:: WRITTEN PROBLEM A ::
Count the lines in the rows below that contain the string "土地の価格推移", treating case as significant. Give only the number.

:: GIVEN PASSAGE ::
--- Begin ---

Death in the Middle: Why Consumers Seek Value at the Top and Bottom of MarketsPublished: May 10, 2006 in Knowledge@Wharton
"In the U.S. and around the world, the consumer markets are bifurcating into two fast-growing pools of spending," writes author Michael J. Silverstein in his new book, Treasure Hunt: Inside the Mind of the New Consumer. "At the high end, consumers are trading up, paying a premium for high-quality, emotionally rich, high-margin products and services. At the low end, consumers are relentlessly trading down, spending as little as possible to buy basic, low-cost goods and services." Between both piles lies a vast range of mediocre, medium-range products that Silverstein claims is doomed to decline. What implications does this have for companies and their brands? David Reibstein, a Wharton professor of marketing, discussed that question with Silverstein, a senior vice president of The Boston Consulting Group.
Reibstein: How did this book come to be written?
Silverstein: Three and a half years ago, I co-authored a book with Neil Fiske called Trading Up: Why consumers Want New Luxury Goods... and How Companies Create Them. Trading Up is the story of how middle-class consumers around the world are buying products at 50% to 200% price premiums in categories like homes, cars, vacations and food. We call these new luxury goods. Following the release of that book, we began doing a lot of work helping companies understand this premium segmentation. It's a very rich opportunity, with more than $600 billion in sales in the U.S. in homes, transportation, dining, travel, food and beverages, personal products and services apparel, and home goods.
I spoke with some 10,000 people during the past couple of years. Many people would come to me after my presentations and say, "We loved Trading Up, we think it's very insightful, but it's only half the story. You didn't get it all." So I listened. Most of the people approaching me were women, who were heavily into purchasing and acquisition of goods and taking care of their families and very interested in maximizing their budget. The part of the story that they said we missed in Trading Up was basically the trading down side. It was true that consumers were trading up to premium products, but they were also trading down to low-cost products and services, and avoiding the boredom and low value that increasingly characterize the middle. This polarization was reshaping the consumer goods market.
Two years ago, we began our second wave of major research around trading down. We looked at how consumers spent their money, as they traded up or down. We asked in what categories consumers were trading down and why. We also looked at differences across households, by gender, age, income, and geography. We made it a global research project and looked at Europe, Asia and the U.S.
We came to the conclusion that trading up and trading down were big opportunities for companies and for consumers. The amount of spending on trading down was approximately twice the amount of trading up. Both ends of the market offered huge opportunities. Markets were bifurcating, which meant that the top and bottom were growing and the middle was in horrible decline -- and that is creating quite a few casualties. In every category we looked at -- and we studied 30 of them in detail -- there was this war. The war was for this consumer to either trade up or down or to evacuate. In the car business for example, the middle market has shrunk by 12 market-share points. In the television market, it has shrunk by 40 points. In the U.S. washer market, the middle market has declined by 16 points, and on and on.

--- End ---

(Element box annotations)
--- Begin ---

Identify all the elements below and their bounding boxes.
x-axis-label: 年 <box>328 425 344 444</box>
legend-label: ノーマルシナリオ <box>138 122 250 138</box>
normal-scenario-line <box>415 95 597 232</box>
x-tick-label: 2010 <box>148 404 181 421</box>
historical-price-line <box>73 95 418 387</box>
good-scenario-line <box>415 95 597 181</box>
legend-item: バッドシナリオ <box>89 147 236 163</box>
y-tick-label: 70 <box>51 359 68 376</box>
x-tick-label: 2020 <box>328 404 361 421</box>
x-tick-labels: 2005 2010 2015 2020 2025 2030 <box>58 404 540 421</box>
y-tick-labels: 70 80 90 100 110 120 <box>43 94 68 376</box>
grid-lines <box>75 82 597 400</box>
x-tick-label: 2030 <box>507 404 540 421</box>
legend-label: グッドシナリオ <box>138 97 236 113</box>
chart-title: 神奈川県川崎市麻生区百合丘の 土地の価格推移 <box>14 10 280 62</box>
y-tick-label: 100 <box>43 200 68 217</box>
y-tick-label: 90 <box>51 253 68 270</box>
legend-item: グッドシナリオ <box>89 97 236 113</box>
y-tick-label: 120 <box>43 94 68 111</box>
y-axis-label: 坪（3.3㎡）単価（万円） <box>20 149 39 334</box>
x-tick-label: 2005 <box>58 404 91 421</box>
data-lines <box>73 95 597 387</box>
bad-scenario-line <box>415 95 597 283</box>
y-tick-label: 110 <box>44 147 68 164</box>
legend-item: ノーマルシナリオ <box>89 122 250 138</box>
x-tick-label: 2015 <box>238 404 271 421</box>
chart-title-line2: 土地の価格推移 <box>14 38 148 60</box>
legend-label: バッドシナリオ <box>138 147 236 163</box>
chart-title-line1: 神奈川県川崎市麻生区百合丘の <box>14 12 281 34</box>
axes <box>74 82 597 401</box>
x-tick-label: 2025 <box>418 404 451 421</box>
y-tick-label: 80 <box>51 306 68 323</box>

--- End ---

:: WRITTEN PROBLEM B ::
Please return the passage from the interview on polarizing consumer markets, from "Silverstein: Three and" up to and including "and home goods.", copied word for word.

:: COMPLETE OUTPUT A ::
2

:: COMPLETE OUTPUT B ::
Silverstein: Three and a half years ago, I co-authored a book with Neil Fiske called Trading Up: Why consumers Want New Luxury Goods... and How Companies Create Them. Trading Up is the story of how middle-class consumers around the world are buying products at 50% to 200% price premiums in categories like homes, cars, vacations and food. We call these new luxury goods. Following the release of that book, we began doing a lot of work helping companies understand this premium segmentation. It's a very rich opportunity, with more than $600 billion in sales in the U.S. in homes, transportation, dining, travel, food and beverages, personal products and services apparel, and home goods.